#### [PROVIDED TEXT]
Deputy for Haut-Rhin's 1st constituency
- In office 20 June 2007 – 28 July 2020
- Preceded by: Gilbert Meyer
- Succeeded by: Yves Hemedinger

Mayor of Colmar
- Incumbent
- Assumed office 4 July 2020
- Preceded by: Gilbert Meyer

Personal details
- Born: 17 August 1964 (age 61) Colmar, Haut-Rhin, France
- Party: LR (2015–present)
- Other political affiliations: UMP (before 2015)
- Profession: Professor of Economics and Management

= Éric Straumann =

French politician

Éric Straumann (born 17 August 1964 in Colmar) is a French politician of the Republicans who served as a member of the National Assembly from 2007 until 2020, representing the Haut-Rhin department.

==Political career==
Straumann was a member of the Union for a Popular Movement before joining the Republicans.

In parliament, Straumann served on the Committee on Legal Affairs (2007-2012), the Committee on Economic Affairs (2012-2020), and the Committee on European Affairs (2017-2020).

In addition to his committee assignments, Straumann was briefly a substitute member of the French delegation to the Parliamentary Assembly of the Council of Europe (PACE) in 2020, where he served on the Committee on Migration, Refugees and Displaced Persons.

On 4 July 2020, Straumann was appointed Mayor of Colmar. This triggered the accumulation of mandates rule, so he left the National Assembly. His substitute candidate, Brigitte Klinkert, was Minister Delegate for Economic Inclusion, so a by-election was called for his constituency. The by-election was won by Yves Hemedinger.

==Political positions==
In the Republicans' 2016 presidential primaries, Straumann publicly endorsed Bruno Le Maire as the party's candidate for the 2017 French presidential election. Ahead of the party's 2017 leadership election, he supported Laurent Wauquiez as new chairman.

#### [REQUIRED TASKS]
1. In the Éric Straumann text, who won the by-election called for his constituency?
2. From the Éric Straumann text, list every committee he sat on in the National Assembly, with the years given for each.
3. Summarize the Éric Straumann text in two sentences.

#### [SUPPLIED INFORMATION]
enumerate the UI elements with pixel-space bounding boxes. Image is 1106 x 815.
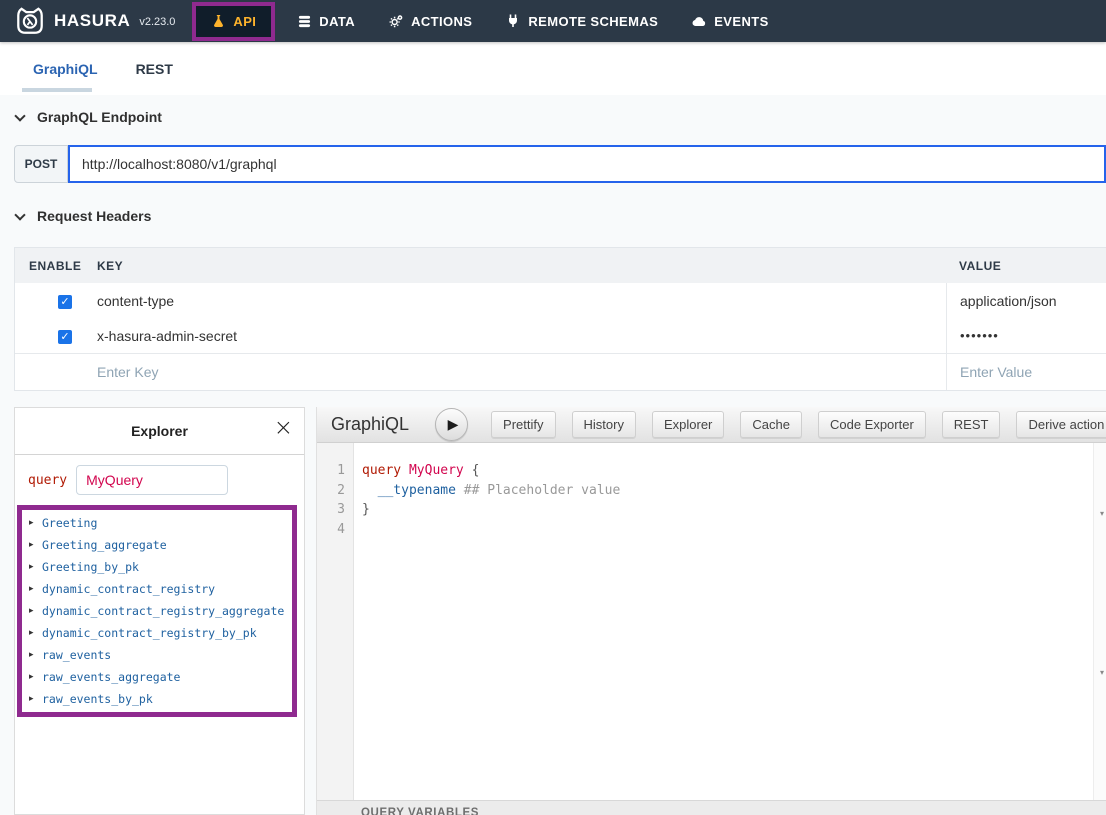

#### [SOLUTIONS PER TASK]
1. Yves Hemedinger

2.
- Committee on Legal Affairs (2007-2012)
- Committee on Economic Affairs (2012-2020)
- Committee on European Affairs (2017-2020)

3. Éric Straumann, a French politician of the Republicans born in Colmar in 1964, represented the Haut-Rhin department in the National Assembly from 2007 until 2020. On 4 July 2020 he was appointed Mayor of Colmar, and because of the accumulation of mandates rule he left the National Assembly.